Reproduce every record below exactly as written, but leave out any pictures.

=====

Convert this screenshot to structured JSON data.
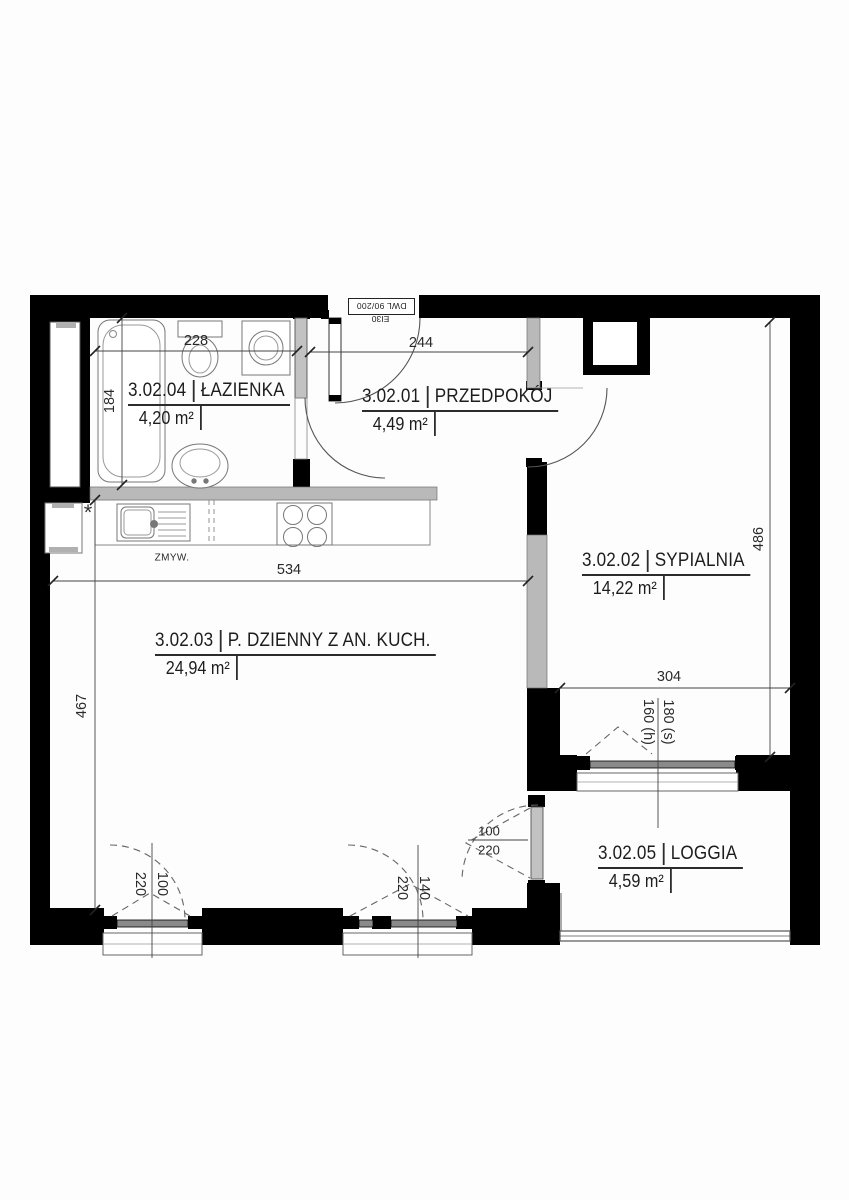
{
  "plan": {
    "rooms": [
      {
        "number": "3.02.04",
        "name": "ŁAZIENKA",
        "area": "4,20 m²"
      },
      {
        "number": "3.02.01",
        "name": "PRZEDPOKÓJ",
        "area": "4,49 m²"
      },
      {
        "number": "3.02.02",
        "name": "SYPIALNIA",
        "area": "14,22 m²"
      },
      {
        "number": "3.02.03",
        "name": "P. DZIENNY Z AN. KUCH.",
        "area": "24,94 m²"
      },
      {
        "number": "3.02.05",
        "name": "LOGGIA",
        "area": "4,59 m²"
      }
    ],
    "dimensions": {
      "bathroom_width": "228",
      "hall_width": "244",
      "bathroom_depth": "184",
      "kitchen_wall_width": "534",
      "living_depth": "467",
      "bedroom_depth": "486",
      "bedroom_width": "304",
      "bedroom_window_width": "180 (s)",
      "bedroom_window_height": "160 (h)",
      "left_window_height": "220",
      "left_window_width": "100",
      "mid_window_height": "220",
      "mid_window_width": "140",
      "loggia_door_width": "100",
      "loggia_door_height": "220"
    },
    "entrance_door": {
      "type": "DWL 90/200",
      "fire_rating": "EI30"
    },
    "labels": {
      "dishwasher": "ZMYW.",
      "note_symbol": "*"
    }
  }
}
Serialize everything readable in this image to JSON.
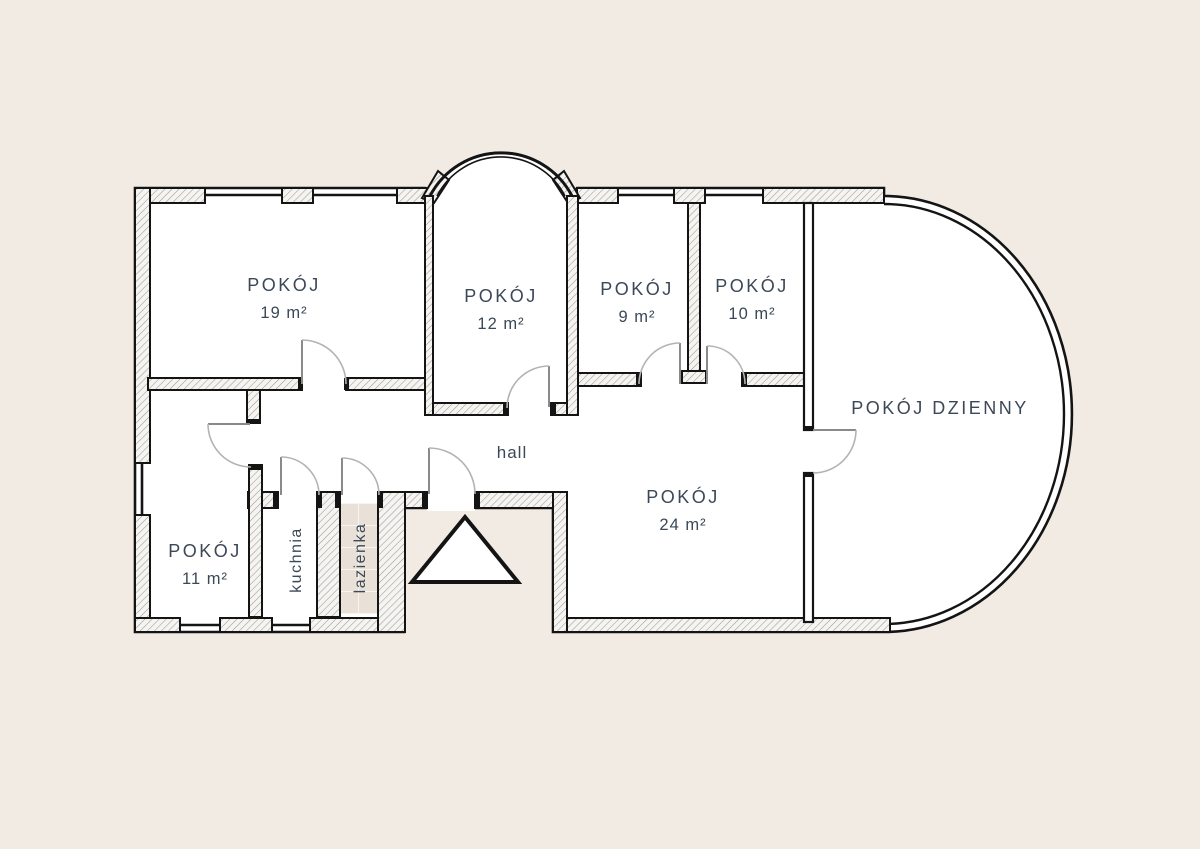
{
  "plan": {
    "type": "apartment-floor-plan",
    "rooms": {
      "pokoj19": {
        "name": "POKÓJ",
        "area": "19 m²"
      },
      "pokoj12": {
        "name": "POKÓJ",
        "area": "12 m²"
      },
      "pokoj9": {
        "name": "POKÓJ",
        "area": "9 m²"
      },
      "pokoj10": {
        "name": "POKÓJ",
        "area": "10 m²"
      },
      "dzienny": {
        "name": "POKÓJ DZIENNY"
      },
      "pokoj24": {
        "name": "POKÓJ",
        "area": "24 m²"
      },
      "pokoj11": {
        "name": "POKÓJ",
        "area": "11 m²"
      },
      "hall": {
        "name": "hall"
      },
      "kuchnia": {
        "name": "kuchnia"
      },
      "lazienka": {
        "name": "lazienka"
      }
    },
    "icons": {
      "entrance_marker": "triangle-up"
    },
    "colors": {
      "background": "#f1ebe4",
      "interior": "#ffffff",
      "wall_line": "#141414",
      "label": "#3b4858",
      "tile": "#e9e1d7",
      "tile_grout": "#f8f5ef",
      "door_arc": "#b3b3b3",
      "door_leaf": "#8a8a8a"
    }
  }
}
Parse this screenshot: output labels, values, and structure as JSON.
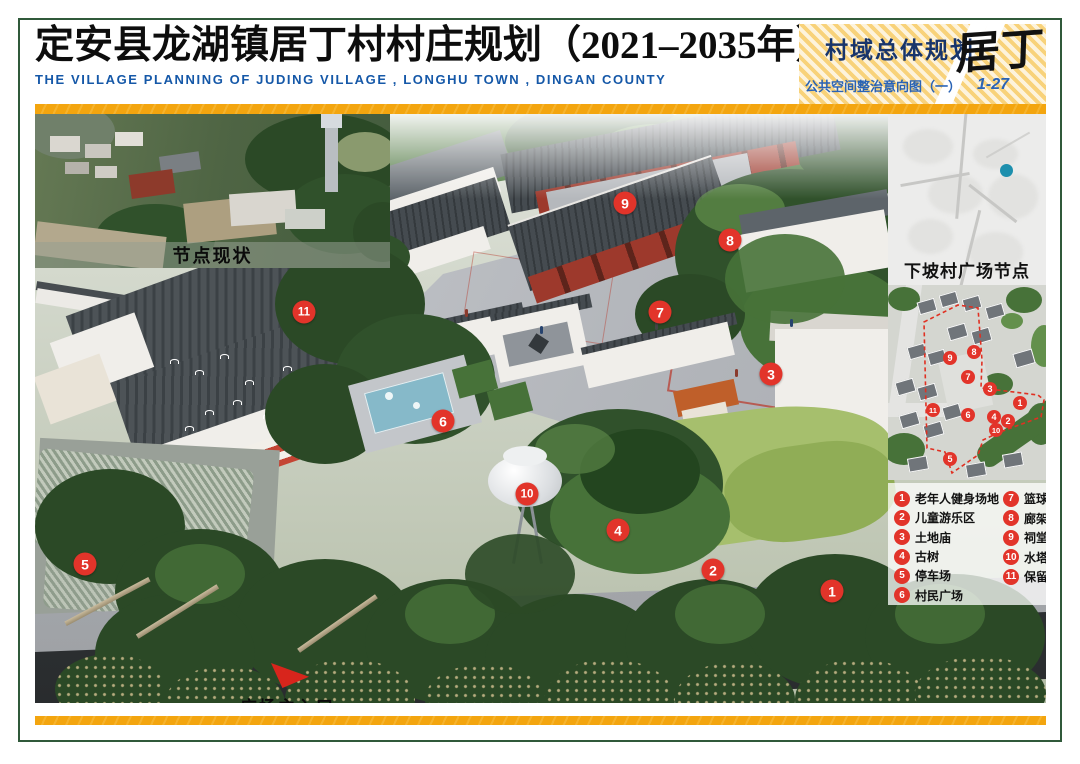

=====

- _Written answer_
Convert this screenshot to structured JSON data.
{
  "plan": {
    "rooms": [
      {
        "number": "3.02.04",
        "name": "ŁAZIENKA",
        "area": "4,20 m²"
      },
      {
        "number": "3.02.01",
        "name": "PRZEDPOKÓJ",
        "area": "4,49 m²"
      },
      {
        "number": "3.02.02",
        "name": "SYPIALNIA",
        "area": "14,22 m²"
      },
      {
        "number": "3.02.03",
        "name": "P. DZIENNY Z AN. KUCH.",
        "area": "24,94 m²"
      },
      {
        "number": "3.02.05",
        "name": "LOGGIA",
        "area": "4,59 m²"
      }
    ],
    "dimensions": {
      "bathroom_width": "228",
      "hall_width": "244",
      "bathroom_depth": "184",
      "kitchen_wall_width": "534",
      "living_depth": "467",
      "bedroom_depth": "486",
      "bedroom_width": "304",
      "bedroom_window_width": "180 (s)",
      "bedroom_window_height": "160 (h)",
      "left_window_height": "220",
      "left_window_width": "100",
      "mid_window_height": "220",
      "mid_window_width": "140",
      "loggia_door_width": "100",
      "loggia_door_height": "220"
    },
    "entrance_door": {
      "type": "DWL 90/200",
      "fire_rating": "EI30"
    },
    "labels": {
      "dishwasher": "ZMYW.",
      "note_symbol": "*"
    }
  }
}
Serialize everything readable in this image to JSON.
{
  "plan": {
    "type": "apartment-floor-plan",
    "rooms": {
      "pokoj19": {
        "name": "POKÓJ",
        "area": "19 m²"
      },
      "pokoj12": {
        "name": "POKÓJ",
        "area": "12 m²"
      },
      "pokoj9": {
        "name": "POKÓJ",
        "area": "9 m²"
      },
      "pokoj10": {
        "name": "POKÓJ",
        "area": "10 m²"
      },
      "dzienny": {
        "name": "POKÓJ DZIENNY"
      },
      "pokoj24": {
        "name": "POKÓJ",
        "area": "24 m²"
      },
      "pokoj11": {
        "name": "POKÓJ",
        "area": "11 m²"
      },
      "hall": {
        "name": "hall"
      },
      "kuchnia": {
        "name": "kuchnia"
      },
      "lazienka": {
        "name": "lazienka"
      }
    },
    "icons": {
      "entrance_marker": "triangle-up"
    },
    "colors": {
      "background": "#f1ebe4",
      "interior": "#ffffff",
      "wall_line": "#141414",
      "label": "#3b4858",
      "tile": "#e9e1d7",
      "tile_grout": "#f8f5ef",
      "door_arc": "#b3b3b3",
      "door_leaf": "#8a8a8a"
    }
  }
}
Parse this screenshot: output labels, values, and structure as JSON.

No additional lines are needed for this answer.